# [Objectives]
1. From the blog post on the Mendelssohn anniversary, list the composers named in parentheses as those whose anniversaries the blog commemorated this year.
2. Continue the blog post on the Mendelssohn anniversary from the point where it ends.

# [Source passage]
.....

Our Henle blog this year has largely dealt with two themes: we’ve focused, first of all, on the string-quartet genre under the motto “Henle4Strings”; then alongside this, we’ve commemorated several anniversaries of great composers or of great works (composers such as Scriabin, Brahms, Franck, Kuhnau, and Bach’s Well-Tempered Clavier). As the end of the year approaches, these two strands come together in the best contrapuntal manner: today’s blog post is dedicated to the 175th anniversary of the death of Felix Mendelssohn Bartholdy, who died on 4 November 1847 but was able shortly beforehand to finalise his last significant work – the F-minor string quartet op. post. 80.
Strictly speaking, we are memorialising two Mendelssohns in 2022, for also passing away in 1847, on 14 May, half a year before her brother Felix, was his sister Fanny Hensel (née Mendelssohn). To be found, incidentally, in the Henle catalogue is also a volume of enchanting piano works published from her estate for the first time, to which we would expressly like to allude here (HN 392).
What a heavy blow Fanny’s completely unexpected death was for Felix, who idolised his older sister, can hardly be estimated. According to contemporary reports, he sank with a cry to the ground when he got the news. Already in poor health owing to exhausting concert tours and chronic overwork, he was subsequently only a shadow of his former self. The English music writer Henry Chorley, visiting him in August 1847, describes him as a stooped, greatly aged man, haunted by premonitions of death.
Henry F. Chorley: Modern German Music, London, 1854, p. 387; chapter titled “The Last Days of Mendelssohn”.

.....

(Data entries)
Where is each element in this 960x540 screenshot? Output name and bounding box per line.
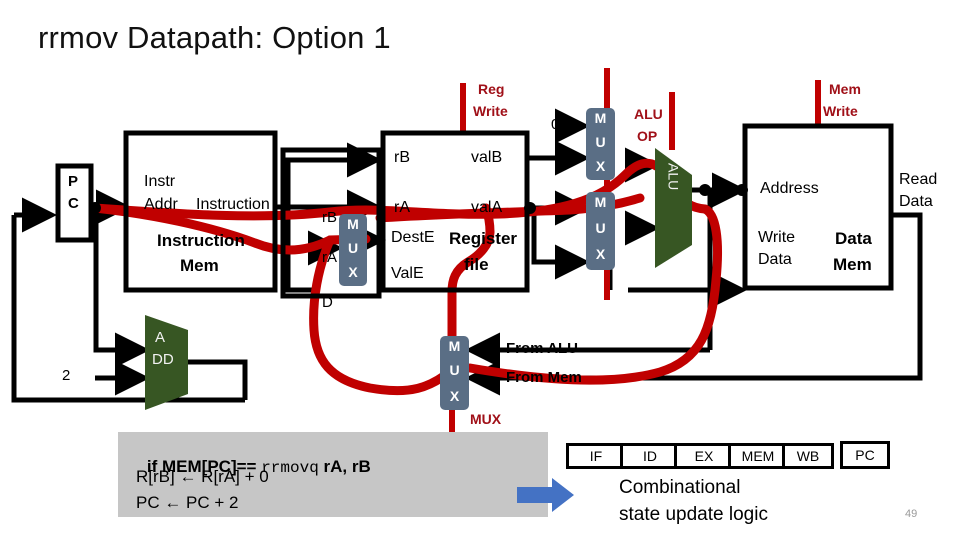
footer-line-2: state update logic — [619, 504, 768, 525]
footer-line-1: Combinational — [619, 477, 741, 498]
slide-canvas: rrmov Datapath: Option 1 P C Instr Addr … — [0, 0, 960, 540]
blue-arrow-icon — [517, 478, 574, 512]
page-number: 49 — [905, 508, 918, 520]
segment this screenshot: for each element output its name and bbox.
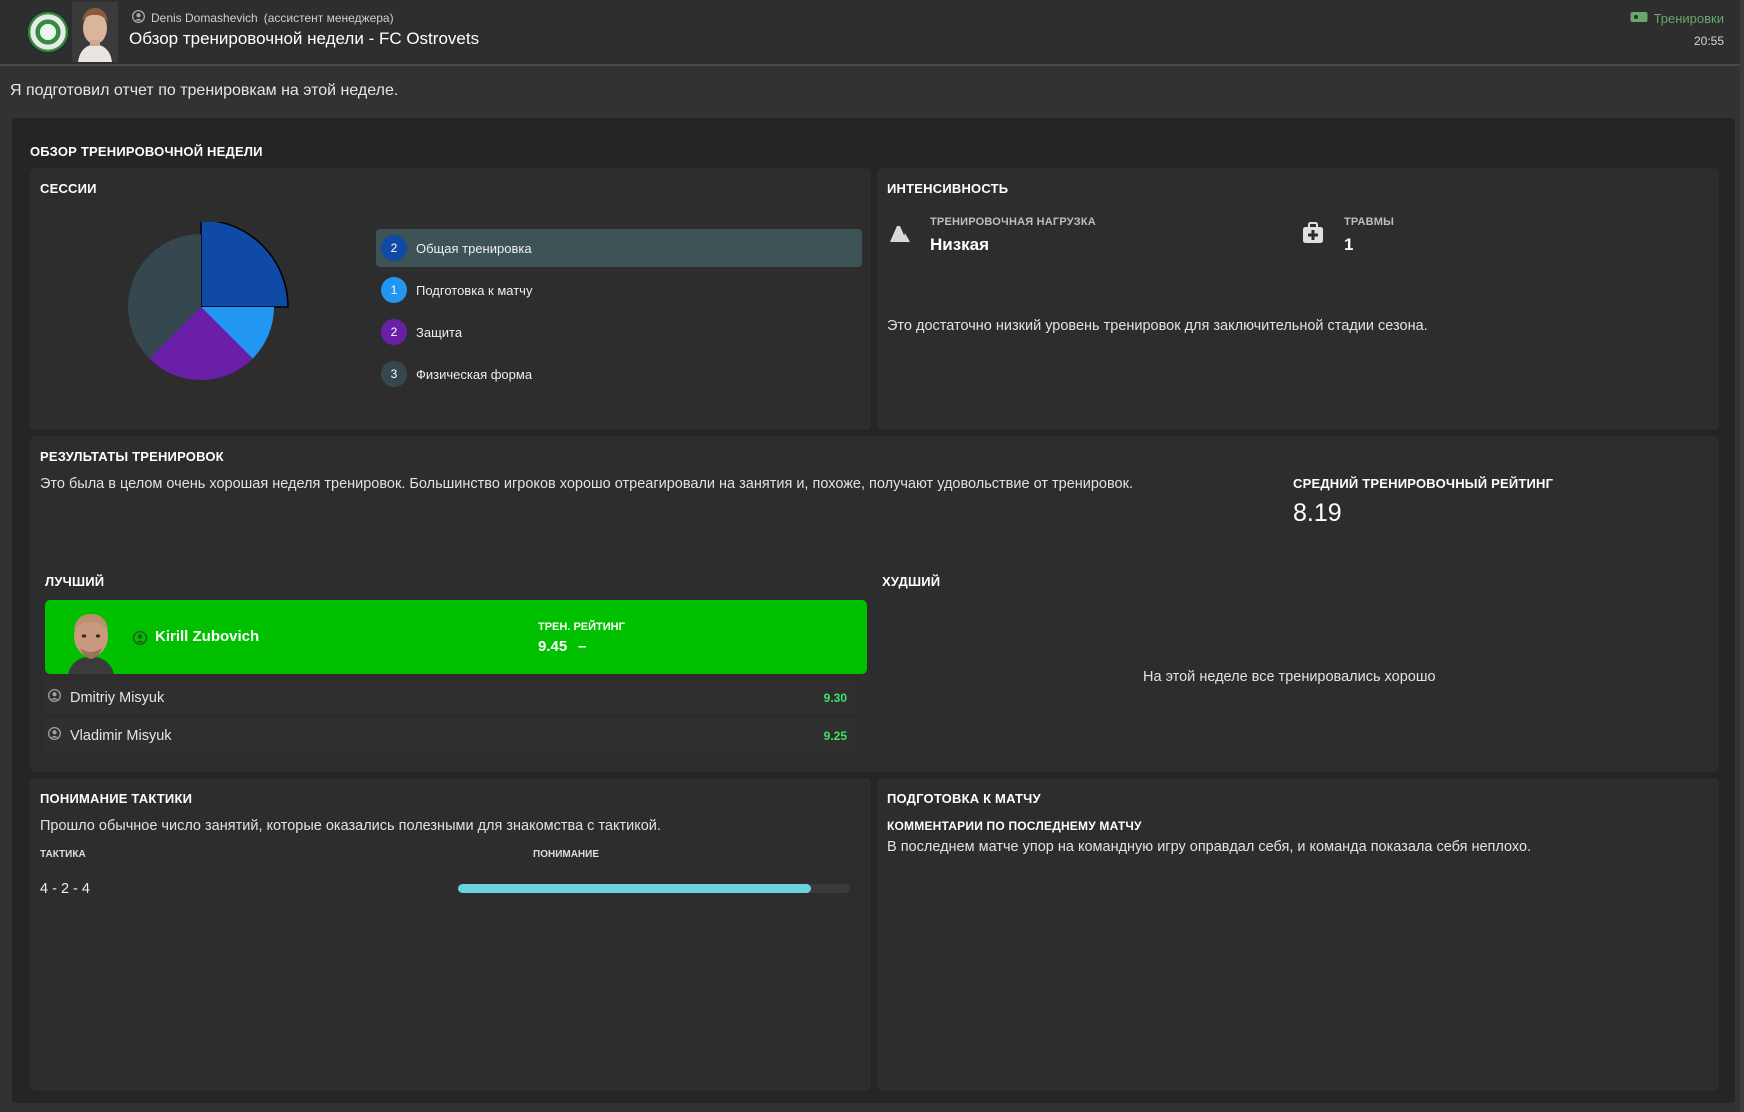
club-badge-icon[interactable] [28, 12, 68, 52]
legend-count-badge: 2 [381, 235, 407, 261]
worst-empty-text: На этой неделе все тренировались хорошо [1143, 669, 1436, 685]
legend-count-badge: 3 [381, 361, 407, 387]
legend-count-badge: 1 [381, 277, 407, 303]
report-title: ОБЗОР ТРЕНИРОВОЧНОЙ НЕДЕЛИ [30, 144, 263, 159]
legend-label: Защита [416, 324, 463, 340]
sender-name[interactable]: Denis Domashevich [151, 11, 258, 25]
player-row[interactable]: Dmitriy Misyuk 9.30 [45, 680, 855, 716]
intensity-comment: Это достаточно низкий уровень тренировок… [887, 318, 1428, 334]
best-title: ЛУЧШИЙ [45, 574, 105, 589]
legend-count-badge: 2 [381, 319, 407, 345]
results-title: РЕЗУЛЬТАТЫ ТРЕНИРОВОК [40, 449, 224, 464]
person-icon [47, 688, 62, 707]
intensity-title: ИНТЕНСИВНОСТЬ [887, 181, 1009, 196]
last-match-comments-title: КОММЕНТАРИИ ПО ПОСЛЕДНЕМУ МАТЧУ [887, 819, 1142, 833]
legend-item-general-training[interactable]: 2 Общая тренировка [376, 229, 862, 267]
page-title: Обзор тренировочной недели - FC Ostrovet… [129, 29, 480, 48]
best-player-name[interactable]: Kirill Zubovich [155, 628, 259, 645]
player-name[interactable]: Vladimir Misyuk [70, 728, 172, 744]
avg-rating-label: СРЕДНИЙ ТРЕНИРОВОЧНЫЙ РЕЙТИНГ [1293, 476, 1554, 491]
medical-kit-icon [1302, 222, 1324, 249]
pie-slice[interactable] [200, 222, 289, 308]
results-text: Это была в целом очень хорошая неделя тр… [40, 476, 1133, 492]
last-match-comments-text: В последнем матче упор на командную игру… [887, 839, 1532, 855]
player-rating: 9.30 [823, 690, 847, 705]
person-icon [47, 726, 62, 745]
legend-item-match-prep[interactable]: 1 Подготовка к матчу [376, 271, 862, 309]
sender-role: (ассистент менеджера) [263, 11, 394, 25]
training-load-label: ТРЕНИРОВОЧНАЯ НАГРУЗКА [930, 216, 1096, 228]
intensity-card [877, 168, 1719, 430]
legend-item-fitness[interactable]: 3 Физическая форма [376, 355, 862, 393]
sessions-legend: 2 Общая тренировка 1 Подготовка к матчу … [376, 229, 862, 393]
topic-tag-label: Тренировки [1653, 11, 1724, 26]
legend-label: Подготовка к матчу [416, 282, 533, 298]
staff-avatar[interactable] [72, 2, 118, 62]
tactic-formation[interactable]: 4 - 2 - 4 [40, 881, 90, 897]
player-name[interactable]: Dmitriy Misyuk [70, 690, 164, 706]
weight-icon [888, 222, 912, 249]
tactics-title: ПОНИМАНИЕ ТАКТИКИ [40, 791, 193, 806]
person-icon [132, 630, 148, 650]
message-time: 20:55 [1693, 34, 1724, 48]
sender-line: Denis Domashevich (ассистент менеджера) [131, 9, 394, 26]
understanding-bar-fill [458, 884, 811, 893]
ticket-icon [1630, 11, 1648, 26]
injuries-value: 1 [1344, 235, 1354, 254]
legend-label: Физическая форма [416, 366, 533, 382]
tactics-text: Прошло обычное число занятий, которые ок… [40, 818, 661, 834]
best-player-rating-label: ТРЕН. РЕЙТИНГ [538, 621, 625, 633]
match-prep-title: ПОДГОТОВКА К МАТЧУ [887, 791, 1041, 806]
legend-label: Общая тренировка [416, 240, 532, 256]
best-player-rating: 9.45 [538, 638, 568, 655]
player-rating: 9.25 [823, 728, 847, 743]
tactic-column-header: ТАКТИКА [40, 849, 86, 860]
intro-text: Я подготовил отчет по тренировкам на это… [10, 82, 399, 99]
player-row[interactable]: Vladimir Misyuk 9.25 [45, 718, 855, 754]
sessions-pie-chart [128, 222, 289, 380]
scrollbar[interactable] [1740, 0, 1744, 1112]
avg-rating-value: 8.19 [1293, 499, 1342, 527]
injuries-label: ТРАВМЫ [1344, 216, 1395, 228]
rating-trend-icon: – [578, 638, 587, 655]
legend-item-defending[interactable]: 2 Защита [376, 313, 862, 351]
worst-title: ХУДШИЙ [882, 574, 941, 589]
training-load-value: Низкая [930, 235, 990, 254]
best-player-avatar[interactable] [62, 606, 120, 674]
topic-tag[interactable]: Тренировки [1630, 11, 1724, 26]
person-icon [131, 9, 146, 26]
understanding-column-header: ПОНИМАНИЕ [533, 849, 600, 860]
sessions-title: СЕССИИ [40, 181, 97, 196]
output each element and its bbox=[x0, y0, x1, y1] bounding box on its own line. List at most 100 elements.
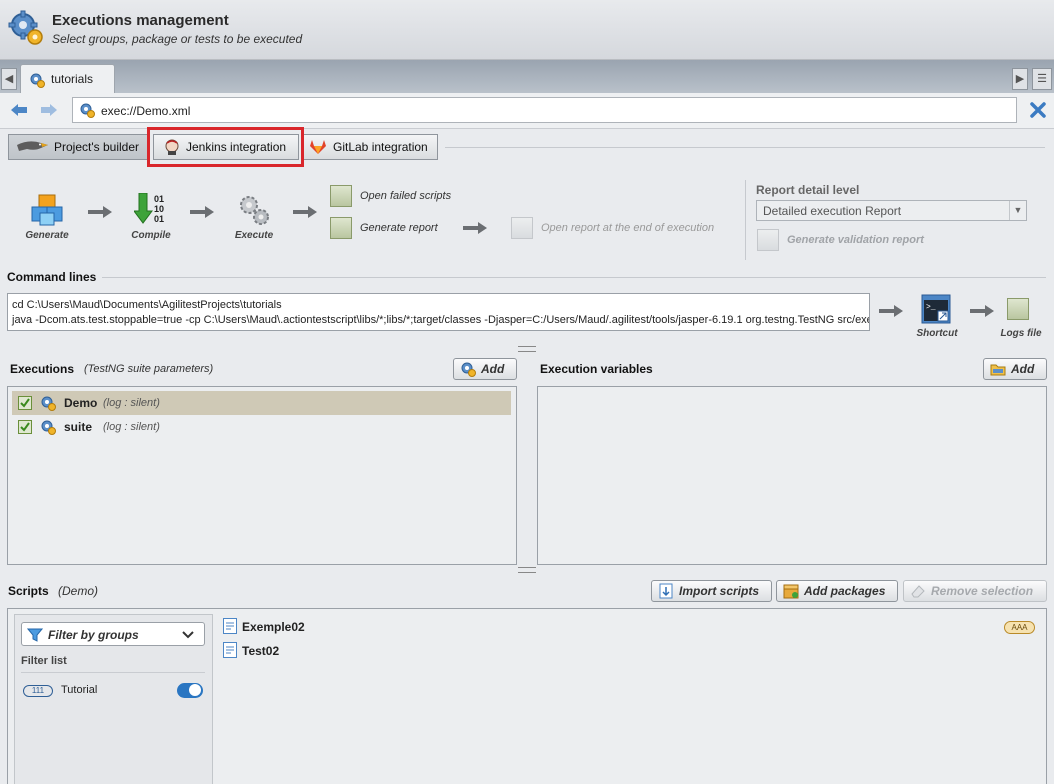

.....

# [The responses]
1. Scriabin, Brahms, Franck, Kuhnau

2.
Mendelssohn sought recuperation in Switzerland where he travelled with his family and his brother Paul, first spending the period from the end of June to mid-September in Thun, then in Interlaken. That his productivity soon resumed can be established, contrary to some biographical accounts stating that his creative energy came to a standstill after Fanny’s death. The first indications of work on his last string quartet, the F minor, can be found as early as 6 July, when he made some musical notes in his diary for an ‘Allegro for quartet’, the beginning of the later scherzo. From the end of July onwards, his correspondence again contains increasing allusions to the fact that he was “writing notes”. Henry Chorley reports on his conversations with the composer: “He had composed much music, he said, since he had been at Interlachen; and mentioned that stupendous quartet in F minor […] besides some English service-music for the Protestant church.” To be added here is his intensive work on his opera project Die Lorelei, remaining a fragment, though he notated several complete numbers and extensive sketches and drafts. Dated on the last page of the autograph of the F-minor string quartet is “Interlaken September 1847”, so it is probably not an unreasonable speculation to see in this highly dramatic work full of painful outbursts and mood swings a kind of musical coping with grief.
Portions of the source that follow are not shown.